• [Task objective]:
Copy every line from the data below in which the string "color" can be found.

• [Records for this task]:
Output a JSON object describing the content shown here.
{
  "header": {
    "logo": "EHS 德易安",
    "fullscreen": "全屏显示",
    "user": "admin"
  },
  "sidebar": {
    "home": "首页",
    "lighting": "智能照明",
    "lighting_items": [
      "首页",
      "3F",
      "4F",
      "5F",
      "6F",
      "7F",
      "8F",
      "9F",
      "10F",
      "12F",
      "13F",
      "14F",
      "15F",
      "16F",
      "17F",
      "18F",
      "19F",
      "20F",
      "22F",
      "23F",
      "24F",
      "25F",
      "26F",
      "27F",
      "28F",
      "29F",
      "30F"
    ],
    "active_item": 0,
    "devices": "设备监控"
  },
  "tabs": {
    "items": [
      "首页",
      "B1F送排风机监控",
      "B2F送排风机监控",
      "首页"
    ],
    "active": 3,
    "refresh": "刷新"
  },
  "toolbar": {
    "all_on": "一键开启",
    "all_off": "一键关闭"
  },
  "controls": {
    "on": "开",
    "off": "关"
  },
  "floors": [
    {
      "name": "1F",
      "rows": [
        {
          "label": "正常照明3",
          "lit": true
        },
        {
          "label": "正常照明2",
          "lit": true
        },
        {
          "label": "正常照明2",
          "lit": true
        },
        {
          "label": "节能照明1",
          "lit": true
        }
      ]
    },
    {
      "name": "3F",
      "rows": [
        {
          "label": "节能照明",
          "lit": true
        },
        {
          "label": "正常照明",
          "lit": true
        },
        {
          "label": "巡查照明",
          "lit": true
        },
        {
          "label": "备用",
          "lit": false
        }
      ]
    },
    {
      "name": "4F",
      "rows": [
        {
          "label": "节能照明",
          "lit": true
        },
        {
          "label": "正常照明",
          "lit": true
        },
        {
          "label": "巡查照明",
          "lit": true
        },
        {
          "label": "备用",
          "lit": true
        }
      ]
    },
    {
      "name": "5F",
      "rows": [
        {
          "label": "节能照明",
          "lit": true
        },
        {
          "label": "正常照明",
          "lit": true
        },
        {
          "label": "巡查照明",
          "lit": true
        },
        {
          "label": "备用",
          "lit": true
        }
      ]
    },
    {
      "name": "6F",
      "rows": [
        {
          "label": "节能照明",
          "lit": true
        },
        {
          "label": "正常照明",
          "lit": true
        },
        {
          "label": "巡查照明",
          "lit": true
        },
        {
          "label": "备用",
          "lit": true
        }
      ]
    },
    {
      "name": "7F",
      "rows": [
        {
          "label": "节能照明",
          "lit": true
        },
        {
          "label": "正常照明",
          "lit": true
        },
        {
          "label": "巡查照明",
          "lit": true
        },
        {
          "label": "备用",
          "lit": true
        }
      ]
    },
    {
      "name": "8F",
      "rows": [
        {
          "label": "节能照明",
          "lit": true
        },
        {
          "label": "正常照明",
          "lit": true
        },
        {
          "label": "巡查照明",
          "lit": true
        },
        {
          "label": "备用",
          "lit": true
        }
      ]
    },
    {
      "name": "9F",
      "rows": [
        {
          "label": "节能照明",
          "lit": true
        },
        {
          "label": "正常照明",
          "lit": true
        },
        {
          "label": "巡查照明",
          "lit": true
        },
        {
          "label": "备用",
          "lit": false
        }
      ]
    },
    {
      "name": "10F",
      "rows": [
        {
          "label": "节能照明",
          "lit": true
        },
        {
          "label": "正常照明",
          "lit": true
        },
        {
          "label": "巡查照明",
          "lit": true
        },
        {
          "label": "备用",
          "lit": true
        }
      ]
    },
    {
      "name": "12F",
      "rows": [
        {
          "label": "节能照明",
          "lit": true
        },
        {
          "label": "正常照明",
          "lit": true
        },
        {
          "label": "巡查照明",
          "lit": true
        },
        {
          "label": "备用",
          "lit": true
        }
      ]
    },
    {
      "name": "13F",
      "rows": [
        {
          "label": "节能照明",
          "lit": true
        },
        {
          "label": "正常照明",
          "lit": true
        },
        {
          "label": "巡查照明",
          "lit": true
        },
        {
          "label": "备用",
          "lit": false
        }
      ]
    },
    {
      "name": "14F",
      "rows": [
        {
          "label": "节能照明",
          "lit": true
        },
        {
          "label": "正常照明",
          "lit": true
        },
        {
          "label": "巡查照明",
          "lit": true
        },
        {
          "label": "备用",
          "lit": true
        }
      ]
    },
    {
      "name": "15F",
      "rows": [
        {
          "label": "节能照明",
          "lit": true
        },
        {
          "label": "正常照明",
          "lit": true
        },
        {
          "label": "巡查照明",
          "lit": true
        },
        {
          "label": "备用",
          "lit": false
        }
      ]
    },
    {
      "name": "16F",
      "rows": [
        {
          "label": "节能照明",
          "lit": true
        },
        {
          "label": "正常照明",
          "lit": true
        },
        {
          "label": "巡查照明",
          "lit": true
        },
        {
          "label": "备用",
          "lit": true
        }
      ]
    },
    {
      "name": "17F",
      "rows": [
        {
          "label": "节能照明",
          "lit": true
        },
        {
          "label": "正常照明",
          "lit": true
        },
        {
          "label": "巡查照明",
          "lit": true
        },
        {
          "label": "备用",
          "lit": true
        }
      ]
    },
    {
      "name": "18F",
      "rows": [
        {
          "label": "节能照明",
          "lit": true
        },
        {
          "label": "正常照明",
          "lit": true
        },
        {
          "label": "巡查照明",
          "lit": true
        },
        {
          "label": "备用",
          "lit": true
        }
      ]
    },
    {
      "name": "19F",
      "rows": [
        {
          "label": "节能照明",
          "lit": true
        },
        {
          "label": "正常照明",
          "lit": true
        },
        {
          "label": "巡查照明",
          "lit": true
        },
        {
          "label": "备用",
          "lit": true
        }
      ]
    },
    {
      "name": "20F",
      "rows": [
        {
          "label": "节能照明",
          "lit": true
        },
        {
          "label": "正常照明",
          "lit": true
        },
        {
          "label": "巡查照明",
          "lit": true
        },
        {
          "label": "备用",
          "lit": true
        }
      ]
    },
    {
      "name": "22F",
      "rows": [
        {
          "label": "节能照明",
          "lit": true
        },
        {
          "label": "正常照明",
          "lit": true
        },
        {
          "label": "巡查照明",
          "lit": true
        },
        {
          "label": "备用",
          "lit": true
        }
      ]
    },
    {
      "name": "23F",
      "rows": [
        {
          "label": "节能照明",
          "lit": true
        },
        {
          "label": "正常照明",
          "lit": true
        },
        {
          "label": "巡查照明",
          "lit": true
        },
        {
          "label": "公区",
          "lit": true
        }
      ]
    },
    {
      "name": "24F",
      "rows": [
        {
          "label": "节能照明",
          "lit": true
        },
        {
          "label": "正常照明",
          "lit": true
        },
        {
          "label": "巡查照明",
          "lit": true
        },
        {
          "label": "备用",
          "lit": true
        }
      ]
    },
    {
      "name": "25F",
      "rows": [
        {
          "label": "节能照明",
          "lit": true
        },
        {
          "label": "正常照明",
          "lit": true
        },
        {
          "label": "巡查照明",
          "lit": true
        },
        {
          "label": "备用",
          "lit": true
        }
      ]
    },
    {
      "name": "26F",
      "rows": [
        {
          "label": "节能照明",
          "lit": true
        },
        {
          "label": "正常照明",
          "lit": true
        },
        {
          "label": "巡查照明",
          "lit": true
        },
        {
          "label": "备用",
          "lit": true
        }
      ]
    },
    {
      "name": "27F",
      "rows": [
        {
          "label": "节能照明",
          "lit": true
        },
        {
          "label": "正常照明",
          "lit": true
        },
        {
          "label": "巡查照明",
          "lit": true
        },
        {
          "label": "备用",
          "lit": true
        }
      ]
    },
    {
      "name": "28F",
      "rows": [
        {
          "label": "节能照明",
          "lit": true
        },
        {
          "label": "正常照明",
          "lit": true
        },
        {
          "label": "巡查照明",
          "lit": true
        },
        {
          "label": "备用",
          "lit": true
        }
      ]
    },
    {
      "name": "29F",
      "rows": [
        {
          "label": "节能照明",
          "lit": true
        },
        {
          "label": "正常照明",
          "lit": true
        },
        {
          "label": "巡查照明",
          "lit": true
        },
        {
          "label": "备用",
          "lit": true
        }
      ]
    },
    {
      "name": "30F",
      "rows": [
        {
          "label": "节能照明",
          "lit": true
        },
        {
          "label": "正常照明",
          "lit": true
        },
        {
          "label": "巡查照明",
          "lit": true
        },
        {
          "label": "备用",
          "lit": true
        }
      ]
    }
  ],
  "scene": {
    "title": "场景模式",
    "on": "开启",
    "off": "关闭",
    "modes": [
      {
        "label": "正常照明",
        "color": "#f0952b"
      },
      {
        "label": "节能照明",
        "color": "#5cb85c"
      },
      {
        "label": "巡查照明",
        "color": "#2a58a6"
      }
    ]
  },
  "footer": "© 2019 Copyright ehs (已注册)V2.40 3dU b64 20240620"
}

• [Response to the task]:
        "color": "#f0952b"
        "color": "#5cb85c"
        "color": "#2a58a6"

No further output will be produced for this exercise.